DIRECTIVE:
Extract from the listing each line in which the word "resources" appears.

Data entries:
· · · · · · ·

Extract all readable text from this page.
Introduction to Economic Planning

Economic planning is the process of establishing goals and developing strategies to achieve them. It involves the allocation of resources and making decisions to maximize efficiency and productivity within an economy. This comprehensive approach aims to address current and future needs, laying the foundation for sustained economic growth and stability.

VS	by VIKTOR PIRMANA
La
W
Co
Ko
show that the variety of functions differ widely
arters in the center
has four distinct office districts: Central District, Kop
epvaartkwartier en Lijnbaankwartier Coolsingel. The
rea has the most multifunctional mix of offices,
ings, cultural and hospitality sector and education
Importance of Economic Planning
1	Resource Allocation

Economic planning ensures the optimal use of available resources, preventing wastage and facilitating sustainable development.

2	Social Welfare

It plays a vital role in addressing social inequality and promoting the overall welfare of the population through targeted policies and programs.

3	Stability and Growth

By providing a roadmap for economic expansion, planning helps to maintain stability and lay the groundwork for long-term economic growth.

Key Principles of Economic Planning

· · · · · · ·

WRITTEN REPLY:
Economic planning is the process of establishing goals and developing strategies to achieve them. It involves the allocation of resources and making decisions to maximize efficiency and productivity within an economy. This comprehensive approach aims to address current and future needs, laying the foundation for sustained economic growth and stability.
Economic planning ensures the optimal use of available resources, preventing wastage and facilitating sustainable development.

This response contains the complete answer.